## START Data extract

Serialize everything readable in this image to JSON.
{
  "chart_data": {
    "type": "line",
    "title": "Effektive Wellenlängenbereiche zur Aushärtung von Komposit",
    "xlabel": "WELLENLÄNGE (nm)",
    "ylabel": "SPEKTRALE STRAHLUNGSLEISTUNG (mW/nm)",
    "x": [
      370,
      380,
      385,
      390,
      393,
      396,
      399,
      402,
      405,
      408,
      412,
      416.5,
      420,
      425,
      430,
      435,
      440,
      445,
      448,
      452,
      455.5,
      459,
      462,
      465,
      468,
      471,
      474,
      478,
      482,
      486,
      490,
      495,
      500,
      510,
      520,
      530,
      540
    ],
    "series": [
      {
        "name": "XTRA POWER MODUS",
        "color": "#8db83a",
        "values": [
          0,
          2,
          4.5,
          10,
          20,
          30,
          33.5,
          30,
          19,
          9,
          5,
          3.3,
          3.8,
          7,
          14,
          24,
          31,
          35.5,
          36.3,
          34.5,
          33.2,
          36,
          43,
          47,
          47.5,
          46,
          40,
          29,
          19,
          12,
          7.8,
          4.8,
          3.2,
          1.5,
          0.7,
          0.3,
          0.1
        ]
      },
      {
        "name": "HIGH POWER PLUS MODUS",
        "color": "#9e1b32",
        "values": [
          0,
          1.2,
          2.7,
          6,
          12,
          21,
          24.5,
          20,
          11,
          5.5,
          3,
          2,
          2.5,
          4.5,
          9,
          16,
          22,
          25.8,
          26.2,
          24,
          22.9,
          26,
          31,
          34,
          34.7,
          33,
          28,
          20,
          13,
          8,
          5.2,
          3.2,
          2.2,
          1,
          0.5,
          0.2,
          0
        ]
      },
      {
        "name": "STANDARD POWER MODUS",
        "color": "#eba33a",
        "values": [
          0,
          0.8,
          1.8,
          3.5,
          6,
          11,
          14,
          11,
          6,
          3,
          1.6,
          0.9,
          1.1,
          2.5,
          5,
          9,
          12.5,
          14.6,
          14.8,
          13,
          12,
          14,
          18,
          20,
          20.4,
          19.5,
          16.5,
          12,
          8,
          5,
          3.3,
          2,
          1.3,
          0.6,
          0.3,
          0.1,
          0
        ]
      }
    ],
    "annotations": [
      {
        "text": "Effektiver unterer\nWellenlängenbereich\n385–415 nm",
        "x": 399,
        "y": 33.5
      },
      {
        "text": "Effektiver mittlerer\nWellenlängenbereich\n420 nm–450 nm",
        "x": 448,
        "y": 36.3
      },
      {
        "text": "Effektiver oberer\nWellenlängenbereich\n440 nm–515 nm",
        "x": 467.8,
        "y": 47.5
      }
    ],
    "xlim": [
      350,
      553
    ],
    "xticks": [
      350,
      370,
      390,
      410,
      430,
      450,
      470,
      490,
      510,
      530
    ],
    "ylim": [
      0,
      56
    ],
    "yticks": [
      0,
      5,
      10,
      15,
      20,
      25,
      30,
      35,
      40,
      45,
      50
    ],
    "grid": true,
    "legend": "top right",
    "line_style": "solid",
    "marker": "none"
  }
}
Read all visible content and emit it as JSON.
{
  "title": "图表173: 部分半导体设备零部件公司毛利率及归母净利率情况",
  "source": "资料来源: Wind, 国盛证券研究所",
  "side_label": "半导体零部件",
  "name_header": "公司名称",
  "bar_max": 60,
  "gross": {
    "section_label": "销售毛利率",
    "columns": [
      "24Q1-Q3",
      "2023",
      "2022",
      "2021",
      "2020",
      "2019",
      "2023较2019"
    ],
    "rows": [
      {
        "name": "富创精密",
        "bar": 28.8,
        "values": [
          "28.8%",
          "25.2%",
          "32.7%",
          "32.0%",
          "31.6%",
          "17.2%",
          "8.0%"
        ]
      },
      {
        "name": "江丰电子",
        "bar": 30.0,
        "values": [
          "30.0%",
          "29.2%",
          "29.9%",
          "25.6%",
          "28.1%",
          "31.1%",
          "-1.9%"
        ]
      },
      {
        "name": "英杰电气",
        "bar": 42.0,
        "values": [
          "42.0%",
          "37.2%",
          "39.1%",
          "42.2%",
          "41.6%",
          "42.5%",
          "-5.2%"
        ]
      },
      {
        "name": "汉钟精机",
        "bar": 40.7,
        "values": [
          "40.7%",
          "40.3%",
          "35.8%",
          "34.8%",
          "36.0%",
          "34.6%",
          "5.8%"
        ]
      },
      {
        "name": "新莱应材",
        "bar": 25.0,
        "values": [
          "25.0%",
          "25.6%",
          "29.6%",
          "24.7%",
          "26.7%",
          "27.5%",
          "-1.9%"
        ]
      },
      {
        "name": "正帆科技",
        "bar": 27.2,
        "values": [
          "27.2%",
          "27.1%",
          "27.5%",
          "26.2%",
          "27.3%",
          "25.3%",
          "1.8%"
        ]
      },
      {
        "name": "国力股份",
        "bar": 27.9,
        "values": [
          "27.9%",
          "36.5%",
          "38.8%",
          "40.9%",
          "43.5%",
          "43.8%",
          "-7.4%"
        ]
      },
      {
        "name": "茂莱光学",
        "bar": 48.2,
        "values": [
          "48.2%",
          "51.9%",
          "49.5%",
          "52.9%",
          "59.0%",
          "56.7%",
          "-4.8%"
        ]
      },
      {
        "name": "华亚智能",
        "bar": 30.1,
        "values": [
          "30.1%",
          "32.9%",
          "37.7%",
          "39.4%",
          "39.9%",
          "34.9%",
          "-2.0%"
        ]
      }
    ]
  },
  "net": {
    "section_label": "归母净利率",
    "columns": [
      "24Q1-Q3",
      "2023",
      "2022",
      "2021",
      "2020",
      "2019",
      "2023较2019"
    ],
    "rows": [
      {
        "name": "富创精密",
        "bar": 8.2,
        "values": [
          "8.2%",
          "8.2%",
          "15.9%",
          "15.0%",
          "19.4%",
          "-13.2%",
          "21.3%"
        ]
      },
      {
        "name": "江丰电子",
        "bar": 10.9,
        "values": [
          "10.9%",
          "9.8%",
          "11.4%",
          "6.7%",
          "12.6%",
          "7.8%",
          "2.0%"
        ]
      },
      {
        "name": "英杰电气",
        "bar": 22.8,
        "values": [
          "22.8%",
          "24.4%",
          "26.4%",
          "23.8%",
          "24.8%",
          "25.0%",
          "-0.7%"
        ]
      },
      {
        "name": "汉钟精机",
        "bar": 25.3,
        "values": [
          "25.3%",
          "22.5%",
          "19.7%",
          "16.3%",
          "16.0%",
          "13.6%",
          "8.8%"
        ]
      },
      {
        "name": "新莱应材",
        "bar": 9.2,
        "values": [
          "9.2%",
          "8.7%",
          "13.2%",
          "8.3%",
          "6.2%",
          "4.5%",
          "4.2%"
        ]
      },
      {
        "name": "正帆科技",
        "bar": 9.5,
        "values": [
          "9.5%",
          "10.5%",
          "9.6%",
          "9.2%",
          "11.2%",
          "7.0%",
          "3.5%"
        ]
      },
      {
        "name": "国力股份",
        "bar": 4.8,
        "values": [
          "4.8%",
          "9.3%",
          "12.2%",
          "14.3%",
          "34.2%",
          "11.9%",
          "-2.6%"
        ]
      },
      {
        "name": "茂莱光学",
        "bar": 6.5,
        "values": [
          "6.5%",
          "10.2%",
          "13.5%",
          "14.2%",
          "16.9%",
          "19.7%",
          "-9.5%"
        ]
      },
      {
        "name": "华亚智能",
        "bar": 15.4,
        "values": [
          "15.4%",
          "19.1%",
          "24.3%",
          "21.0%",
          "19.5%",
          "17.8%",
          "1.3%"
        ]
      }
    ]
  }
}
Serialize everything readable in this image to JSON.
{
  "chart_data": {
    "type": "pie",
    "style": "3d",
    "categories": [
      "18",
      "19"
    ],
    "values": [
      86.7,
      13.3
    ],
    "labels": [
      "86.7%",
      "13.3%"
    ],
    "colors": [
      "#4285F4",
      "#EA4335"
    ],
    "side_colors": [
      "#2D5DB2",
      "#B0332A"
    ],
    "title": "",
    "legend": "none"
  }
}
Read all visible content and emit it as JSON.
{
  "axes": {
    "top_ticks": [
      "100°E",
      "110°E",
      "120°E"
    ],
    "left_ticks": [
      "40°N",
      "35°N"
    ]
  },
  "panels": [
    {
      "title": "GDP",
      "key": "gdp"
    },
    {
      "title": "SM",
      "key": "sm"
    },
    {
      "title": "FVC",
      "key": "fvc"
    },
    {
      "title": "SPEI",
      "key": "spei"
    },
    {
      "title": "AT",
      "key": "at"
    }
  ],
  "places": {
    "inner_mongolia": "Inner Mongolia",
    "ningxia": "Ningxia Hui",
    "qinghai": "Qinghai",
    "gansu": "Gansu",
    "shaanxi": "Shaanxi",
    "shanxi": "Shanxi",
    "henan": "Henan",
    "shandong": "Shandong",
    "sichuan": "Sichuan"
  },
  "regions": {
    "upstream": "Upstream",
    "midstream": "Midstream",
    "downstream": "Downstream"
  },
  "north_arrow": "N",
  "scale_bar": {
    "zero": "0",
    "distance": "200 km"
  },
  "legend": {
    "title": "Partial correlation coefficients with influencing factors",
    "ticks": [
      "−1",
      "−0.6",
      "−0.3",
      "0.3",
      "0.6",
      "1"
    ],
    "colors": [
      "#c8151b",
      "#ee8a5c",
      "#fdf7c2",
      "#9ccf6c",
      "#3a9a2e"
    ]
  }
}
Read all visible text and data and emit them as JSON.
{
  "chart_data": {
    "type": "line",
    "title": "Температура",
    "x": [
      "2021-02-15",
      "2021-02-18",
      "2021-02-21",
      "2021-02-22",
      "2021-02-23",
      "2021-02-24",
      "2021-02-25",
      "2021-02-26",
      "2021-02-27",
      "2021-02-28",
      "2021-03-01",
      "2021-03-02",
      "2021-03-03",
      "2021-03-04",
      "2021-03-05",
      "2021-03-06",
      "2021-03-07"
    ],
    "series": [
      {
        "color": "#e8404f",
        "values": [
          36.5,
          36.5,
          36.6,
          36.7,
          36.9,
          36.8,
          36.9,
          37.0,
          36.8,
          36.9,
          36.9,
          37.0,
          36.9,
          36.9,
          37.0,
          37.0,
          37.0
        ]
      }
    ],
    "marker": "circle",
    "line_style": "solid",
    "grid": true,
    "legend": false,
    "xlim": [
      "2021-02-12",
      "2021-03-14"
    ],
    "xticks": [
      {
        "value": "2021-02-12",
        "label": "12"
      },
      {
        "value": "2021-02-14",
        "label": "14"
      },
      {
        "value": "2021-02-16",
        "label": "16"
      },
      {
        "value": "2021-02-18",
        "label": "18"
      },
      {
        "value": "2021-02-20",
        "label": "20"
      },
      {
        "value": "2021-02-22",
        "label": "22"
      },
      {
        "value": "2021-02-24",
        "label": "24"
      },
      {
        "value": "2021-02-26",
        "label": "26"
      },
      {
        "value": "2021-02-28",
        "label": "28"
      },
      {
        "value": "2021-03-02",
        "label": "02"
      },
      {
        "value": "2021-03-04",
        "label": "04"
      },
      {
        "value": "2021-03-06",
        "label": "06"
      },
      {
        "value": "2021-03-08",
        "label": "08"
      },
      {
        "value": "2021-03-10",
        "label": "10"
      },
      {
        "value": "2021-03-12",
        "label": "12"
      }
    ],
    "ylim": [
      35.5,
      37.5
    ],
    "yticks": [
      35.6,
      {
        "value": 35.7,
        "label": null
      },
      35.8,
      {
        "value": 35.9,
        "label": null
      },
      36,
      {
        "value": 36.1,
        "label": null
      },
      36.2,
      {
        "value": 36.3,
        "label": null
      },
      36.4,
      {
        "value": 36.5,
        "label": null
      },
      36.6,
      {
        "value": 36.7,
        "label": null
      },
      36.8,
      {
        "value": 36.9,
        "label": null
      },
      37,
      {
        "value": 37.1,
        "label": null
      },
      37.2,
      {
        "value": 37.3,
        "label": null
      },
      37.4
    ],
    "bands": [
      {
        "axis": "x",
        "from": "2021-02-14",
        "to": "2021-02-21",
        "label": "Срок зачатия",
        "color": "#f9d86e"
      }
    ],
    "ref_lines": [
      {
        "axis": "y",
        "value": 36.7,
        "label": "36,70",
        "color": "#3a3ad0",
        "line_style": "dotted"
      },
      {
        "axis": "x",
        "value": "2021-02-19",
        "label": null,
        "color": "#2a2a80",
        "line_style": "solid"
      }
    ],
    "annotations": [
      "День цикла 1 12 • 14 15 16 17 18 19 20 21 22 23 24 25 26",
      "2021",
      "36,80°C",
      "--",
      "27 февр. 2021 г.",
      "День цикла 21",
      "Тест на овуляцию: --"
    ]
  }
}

## END Data extract

[Problem requirements]:
Reply with only the number of lines in the material above where the string "text" appears.

[Full solution]:
4